What is expected ::
Transcribe the records below exactly as they appear.

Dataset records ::
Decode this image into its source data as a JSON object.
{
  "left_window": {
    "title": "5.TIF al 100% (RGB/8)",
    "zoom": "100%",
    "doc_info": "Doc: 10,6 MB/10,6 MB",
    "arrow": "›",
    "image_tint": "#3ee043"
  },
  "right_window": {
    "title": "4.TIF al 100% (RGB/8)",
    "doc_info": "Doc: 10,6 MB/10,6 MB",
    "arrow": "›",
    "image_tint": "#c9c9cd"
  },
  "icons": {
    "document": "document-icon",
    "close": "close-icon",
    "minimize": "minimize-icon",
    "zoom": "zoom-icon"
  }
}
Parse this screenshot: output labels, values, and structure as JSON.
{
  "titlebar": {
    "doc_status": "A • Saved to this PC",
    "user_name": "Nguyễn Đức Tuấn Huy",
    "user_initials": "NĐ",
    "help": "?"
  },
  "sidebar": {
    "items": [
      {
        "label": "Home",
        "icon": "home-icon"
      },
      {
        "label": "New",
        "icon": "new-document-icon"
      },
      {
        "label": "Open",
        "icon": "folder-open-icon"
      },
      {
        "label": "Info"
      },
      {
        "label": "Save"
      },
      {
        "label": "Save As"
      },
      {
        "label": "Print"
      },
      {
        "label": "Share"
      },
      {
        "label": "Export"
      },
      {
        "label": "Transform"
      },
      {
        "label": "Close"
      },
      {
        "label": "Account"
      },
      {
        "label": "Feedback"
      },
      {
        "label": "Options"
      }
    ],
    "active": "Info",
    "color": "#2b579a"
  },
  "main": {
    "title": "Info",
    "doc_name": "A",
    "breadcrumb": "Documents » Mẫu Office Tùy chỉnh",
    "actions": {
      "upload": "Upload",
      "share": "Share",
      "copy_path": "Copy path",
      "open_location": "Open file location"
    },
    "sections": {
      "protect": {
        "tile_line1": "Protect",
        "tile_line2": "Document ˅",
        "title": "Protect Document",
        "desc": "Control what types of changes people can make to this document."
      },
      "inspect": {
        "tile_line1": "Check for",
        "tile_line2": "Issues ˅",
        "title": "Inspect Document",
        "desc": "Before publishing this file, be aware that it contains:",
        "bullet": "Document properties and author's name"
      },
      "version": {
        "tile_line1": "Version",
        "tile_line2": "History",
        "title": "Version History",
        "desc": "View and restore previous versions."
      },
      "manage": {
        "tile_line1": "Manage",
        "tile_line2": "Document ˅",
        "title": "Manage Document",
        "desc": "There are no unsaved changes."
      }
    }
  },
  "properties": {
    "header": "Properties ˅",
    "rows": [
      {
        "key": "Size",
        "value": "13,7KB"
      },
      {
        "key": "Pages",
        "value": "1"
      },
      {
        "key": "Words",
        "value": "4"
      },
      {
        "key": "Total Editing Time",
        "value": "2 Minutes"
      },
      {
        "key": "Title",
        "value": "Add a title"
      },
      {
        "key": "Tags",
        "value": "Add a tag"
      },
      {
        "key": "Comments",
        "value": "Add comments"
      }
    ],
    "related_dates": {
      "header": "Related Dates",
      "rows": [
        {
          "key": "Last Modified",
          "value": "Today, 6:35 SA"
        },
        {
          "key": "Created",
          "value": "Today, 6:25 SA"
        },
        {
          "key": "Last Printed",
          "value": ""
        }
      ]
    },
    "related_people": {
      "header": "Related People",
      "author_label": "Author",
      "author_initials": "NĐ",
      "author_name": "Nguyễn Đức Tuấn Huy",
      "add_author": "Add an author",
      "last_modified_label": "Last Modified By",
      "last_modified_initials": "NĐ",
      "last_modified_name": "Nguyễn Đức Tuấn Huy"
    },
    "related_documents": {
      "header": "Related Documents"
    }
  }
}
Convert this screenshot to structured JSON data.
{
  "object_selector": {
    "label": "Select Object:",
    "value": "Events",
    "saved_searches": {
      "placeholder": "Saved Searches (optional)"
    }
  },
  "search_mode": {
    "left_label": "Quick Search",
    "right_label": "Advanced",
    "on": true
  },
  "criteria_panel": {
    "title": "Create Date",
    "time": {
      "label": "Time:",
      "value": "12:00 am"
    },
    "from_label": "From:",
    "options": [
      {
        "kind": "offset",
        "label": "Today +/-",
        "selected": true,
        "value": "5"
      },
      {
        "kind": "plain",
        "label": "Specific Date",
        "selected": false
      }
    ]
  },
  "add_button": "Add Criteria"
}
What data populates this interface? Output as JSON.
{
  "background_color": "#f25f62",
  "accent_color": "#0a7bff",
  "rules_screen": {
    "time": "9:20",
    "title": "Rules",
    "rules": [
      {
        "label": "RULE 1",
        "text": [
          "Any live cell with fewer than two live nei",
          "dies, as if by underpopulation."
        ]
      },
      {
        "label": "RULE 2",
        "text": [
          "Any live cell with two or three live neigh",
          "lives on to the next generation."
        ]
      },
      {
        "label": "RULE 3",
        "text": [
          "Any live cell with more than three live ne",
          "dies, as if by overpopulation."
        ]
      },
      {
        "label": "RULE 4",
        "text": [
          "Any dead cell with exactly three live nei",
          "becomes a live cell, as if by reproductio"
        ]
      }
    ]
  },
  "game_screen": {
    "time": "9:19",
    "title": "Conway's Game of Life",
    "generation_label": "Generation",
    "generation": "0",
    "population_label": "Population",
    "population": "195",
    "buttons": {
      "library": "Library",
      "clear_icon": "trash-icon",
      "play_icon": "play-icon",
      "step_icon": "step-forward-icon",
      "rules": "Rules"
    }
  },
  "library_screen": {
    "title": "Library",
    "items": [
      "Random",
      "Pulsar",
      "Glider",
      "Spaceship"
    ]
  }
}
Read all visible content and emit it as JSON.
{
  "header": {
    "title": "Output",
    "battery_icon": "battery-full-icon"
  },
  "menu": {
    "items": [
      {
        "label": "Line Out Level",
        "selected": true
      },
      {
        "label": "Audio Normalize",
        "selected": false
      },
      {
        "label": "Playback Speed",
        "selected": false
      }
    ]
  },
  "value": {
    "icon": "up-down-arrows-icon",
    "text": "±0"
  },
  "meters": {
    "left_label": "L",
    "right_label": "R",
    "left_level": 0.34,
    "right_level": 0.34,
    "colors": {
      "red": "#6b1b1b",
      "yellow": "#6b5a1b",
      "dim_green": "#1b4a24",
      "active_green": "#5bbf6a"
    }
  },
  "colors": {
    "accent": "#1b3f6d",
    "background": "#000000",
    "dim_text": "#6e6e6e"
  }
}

The completed task ::
Decode this image into its source data as a JSON object.
{
  "left_window": {
    "title": "5.TIF al 100% (RGB/8)",
    "zoom": "100%",
    "doc_info": "Doc: 10,6 MB/10,6 MB",
    "arrow": "›",
    "image_tint": "#3ee043"
  },
  "right_window": {
    "title": "4.TIF al 100% (RGB/8)",
    "doc_info": "Doc: 10,6 MB/10,6 MB",
    "arrow": "›",
    "image_tint": "#c9c9cd"
  },
  "icons": {
    "document": "document-icon",
    "close": "close-icon",
    "minimize": "minimize-icon",
    "zoom": "zoom-icon"
  }
}
Parse this screenshot: output labels, values, and structure as JSON.
{
  "titlebar": {
    "doc_status": "A • Saved to this PC",
    "user_name": "Nguyễn Đức Tuấn Huy",
    "user_initials": "NĐ",
    "help": "?"
  },
  "sidebar": {
    "items": [
      {
        "label": "Home",
        "icon": "home-icon"
      },
      {
        "label": "New",
        "icon": "new-document-icon"
      },
      {
        "label": "Open",
        "icon": "folder-open-icon"
      },
      {
        "label": "Info"
      },
      {
        "label": "Save"
      },
      {
        "label": "Save As"
      },
      {
        "label": "Print"
      },
      {
        "label": "Share"
      },
      {
        "label": "Export"
      },
      {
        "label": "Transform"
      },
      {
        "label": "Close"
      },
      {
        "label": "Account"
      },
      {
        "label": "Feedback"
      },
      {
        "label": "Options"
      }
    ],
    "active": "Info",
    "color": "#2b579a"
  },
  "main": {
    "title": "Info",
    "doc_name": "A",
    "breadcrumb": "Documents » Mẫu Office Tùy chỉnh",
    "actions": {
      "upload": "Upload",
      "share": "Share",
      "copy_path": "Copy path",
      "open_location": "Open file location"
    },
    "sections": {
      "protect": {
        "tile_line1": "Protect",
        "tile_line2": "Document ˅",
        "title": "Protect Document",
        "desc": "Control what types of changes people can make to this document."
      },
      "inspect": {
        "tile_line1": "Check for",
        "tile_line2": "Issues ˅",
        "title": "Inspect Document",
        "desc": "Before publishing this file, be aware that it contains:",
        "bullet": "Document properties and author's name"
      },
      "version": {
        "tile_line1": "Version",
        "tile_line2": "History",
        "title": "Version History",
        "desc": "View and restore previous versions."
      },
      "manage": {
        "tile_line1": "Manage",
        "tile_line2": "Document ˅",
        "title": "Manage Document",
        "desc": "There are no unsaved changes."
      }
    }
  },
  "properties": {
    "header": "Properties ˅",
    "rows": [
      {
        "key": "Size",
        "value": "13,7KB"
      },
      {
        "key": "Pages",
        "value": "1"
      },
      {
        "key": "Words",
        "value": "4"
      },
      {
        "key": "Total Editing Time",
        "value": "2 Minutes"
      },
      {
        "key": "Title",
        "value": "Add a title"
      },
      {
        "key": "Tags",
        "value": "Add a tag"
      },
      {
        "key": "Comments",
        "value": "Add comments"
      }
    ],
    "related_dates": {
      "header": "Related Dates",
      "rows": [
        {
          "key": "Last Modified",
          "value": "Today, 6:35 SA"
        },
        {
          "key": "Created",
          "value": "Today, 6:25 SA"
        },
        {
          "key": "Last Printed",
          "value": ""
        }
      ]
    },
    "related_people": {
      "header": "Related People",
      "author_label": "Author",
      "author_initials": "NĐ",
      "author_name": "Nguyễn Đức Tuấn Huy",
      "add_author": "Add an author",
      "last_modified_label": "Last Modified By",
      "last_modified_initials": "NĐ",
      "last_modified_name": "Nguyễn Đức Tuấn Huy"
    },
    "related_documents": {
      "header": "Related Documents"
    }
  }
}
Convert this screenshot to structured JSON data.
{
  "object_selector": {
    "label": "Select Object:",
    "value": "Events",
    "saved_searches": {
      "placeholder": "Saved Searches (optional)"
    }
  },
  "search_mode": {
    "left_label": "Quick Search",
    "right_label": "Advanced",
    "on": true
  },
  "criteria_panel": {
    "title": "Create Date",
    "time": {
      "label": "Time:",
      "value": "12:00 am"
    },
    "from_label": "From:",
    "options": [
      {
        "kind": "offset",
        "label": "Today +/-",
        "selected": true,
        "value": "5"
      },
      {
        "kind": "plain",
        "label": "Specific Date",
        "selected": false
      }
    ]
  },
  "add_button": "Add Criteria"
}
What data populates this interface? Output as JSON.
{
  "background_color": "#f25f62",
  "accent_color": "#0a7bff",
  "rules_screen": {
    "time": "9:20",
    "title": "Rules",
    "rules": [
      {
        "label": "RULE 1",
        "text": [
          "Any live cell with fewer than two live nei",
          "dies, as if by underpopulation."
        ]
      },
      {
        "label": "RULE 2",
        "text": [
          "Any live cell with two or three live neigh",
          "lives on to the next generation."
        ]
      },
      {
        "label": "RULE 3",
        "text": [
          "Any live cell with more than three live ne",
          "dies, as if by overpopulation."
        ]
      },
      {
        "label": "RULE 4",
        "text": [
          "Any dead cell with exactly three live nei",
          "becomes a live cell, as if by reproductio"
        ]
      }
    ]
  },
  "game_screen": {
    "time": "9:19",
    "title": "Conway's Game of Life",
    "generation_label": "Generation",
    "generation": "0",
    "population_label": "Population",
    "population": "195",
    "buttons": {
      "library": "Library",
      "clear_icon": "trash-icon",
      "play_icon": "play-icon",
      "step_icon": "step-forward-icon",
      "rules": "Rules"
    }
  },
  "library_screen": {
    "title": "Library",
    "items": [
      "Random",
      "Pulsar",
      "Glider",
      "Spaceship"
    ]
  }
}
Read all visible content and emit it as JSON.
{
  "header": {
    "title": "Output",
    "battery_icon": "battery-full-icon"
  },
  "menu": {
    "items": [
      {
        "label": "Line Out Level",
        "selected": true
      },
      {
        "label": "Audio Normalize",
        "selected": false
      },
      {
        "label": "Playback Speed",
        "selected": false
      }
    ]
  },
  "value": {
    "icon": "up-down-arrows-icon",
    "text": "±0"
  },
  "meters": {
    "left_label": "L",
    "right_label": "R",
    "left_level": 0.34,
    "right_level": 0.34,
    "colors": {
      "red": "#6b1b1b",
      "yellow": "#6b5a1b",
      "dim_green": "#1b4a24",
      "active_green": "#5bbf6a"
    }
  },
  "colors": {
    "accent": "#1b3f6d",
    "background": "#000000",
    "dim_text": "#6e6e6e"
  }
}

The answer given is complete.